Determine which lines of the records include the word "Australian", and copy them.

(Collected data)
----

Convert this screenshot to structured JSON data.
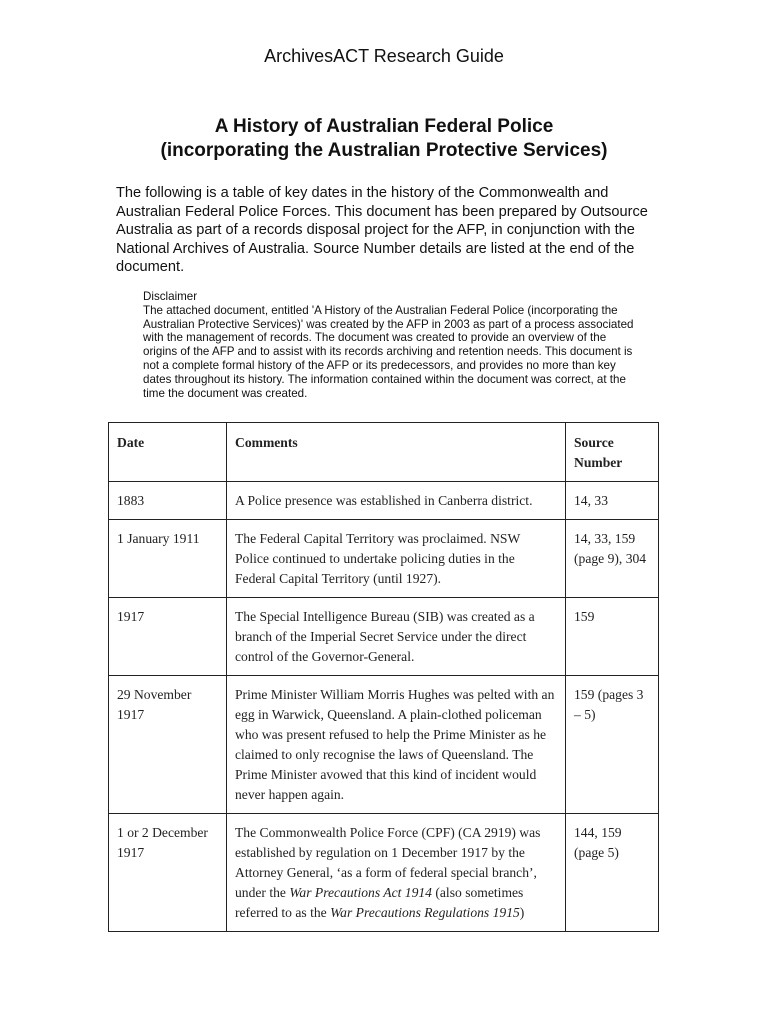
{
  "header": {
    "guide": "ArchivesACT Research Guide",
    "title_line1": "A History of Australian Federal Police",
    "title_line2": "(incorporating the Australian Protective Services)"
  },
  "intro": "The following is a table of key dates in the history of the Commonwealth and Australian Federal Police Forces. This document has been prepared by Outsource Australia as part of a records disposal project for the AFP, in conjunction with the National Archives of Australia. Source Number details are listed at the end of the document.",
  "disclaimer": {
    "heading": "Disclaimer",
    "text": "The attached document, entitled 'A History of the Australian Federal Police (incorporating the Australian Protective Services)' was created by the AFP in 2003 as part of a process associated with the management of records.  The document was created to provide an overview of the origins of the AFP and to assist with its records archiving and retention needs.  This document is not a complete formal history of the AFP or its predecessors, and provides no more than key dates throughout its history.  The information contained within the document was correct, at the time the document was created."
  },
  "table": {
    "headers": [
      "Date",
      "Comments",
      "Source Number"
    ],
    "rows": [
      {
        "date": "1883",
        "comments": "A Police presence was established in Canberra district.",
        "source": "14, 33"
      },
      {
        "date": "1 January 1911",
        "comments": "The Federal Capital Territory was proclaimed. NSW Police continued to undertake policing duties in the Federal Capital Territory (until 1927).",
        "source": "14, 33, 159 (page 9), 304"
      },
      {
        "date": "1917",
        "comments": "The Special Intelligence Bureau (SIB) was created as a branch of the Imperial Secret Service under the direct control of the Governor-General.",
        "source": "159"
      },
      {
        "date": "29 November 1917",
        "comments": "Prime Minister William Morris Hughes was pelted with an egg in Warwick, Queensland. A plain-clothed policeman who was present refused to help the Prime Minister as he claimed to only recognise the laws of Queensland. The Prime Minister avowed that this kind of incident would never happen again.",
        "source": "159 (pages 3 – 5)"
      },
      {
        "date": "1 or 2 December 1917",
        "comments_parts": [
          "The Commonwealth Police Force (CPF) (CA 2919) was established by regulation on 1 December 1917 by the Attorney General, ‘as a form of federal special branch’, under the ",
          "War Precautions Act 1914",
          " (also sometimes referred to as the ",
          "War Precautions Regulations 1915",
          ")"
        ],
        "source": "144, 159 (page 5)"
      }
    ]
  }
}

----

▶ [Solution to this exercise]:
    "title_line1": "A History of Australian Federal Police",
    "title_line2": "(incorporating the Australian Protective Services)"
  "intro": "The following is a table of key dates in the history of the Commonwealth and Australian Federal Police Forces. This document has been prepared by Outsource Australia as part of a records disposal project for the AFP, in conjunction with the National Archives of Australia. Source Number details are listed at the end of the document.",
    "text": "The attached document, entitled 'A History of the Australian Federal Police (incorporating the Australian Protective Services)' was created by the AFP in 2003 as part of a process associated with the management of records.  The document was created to provide an overview of the origins of the AFP and to assist with its records archiving and retention needs.  This document is not a complete formal history of the AFP or its predecessors, and provides no more than key dates throughout its history.  The information contained within the document was correct, at the time the document was created."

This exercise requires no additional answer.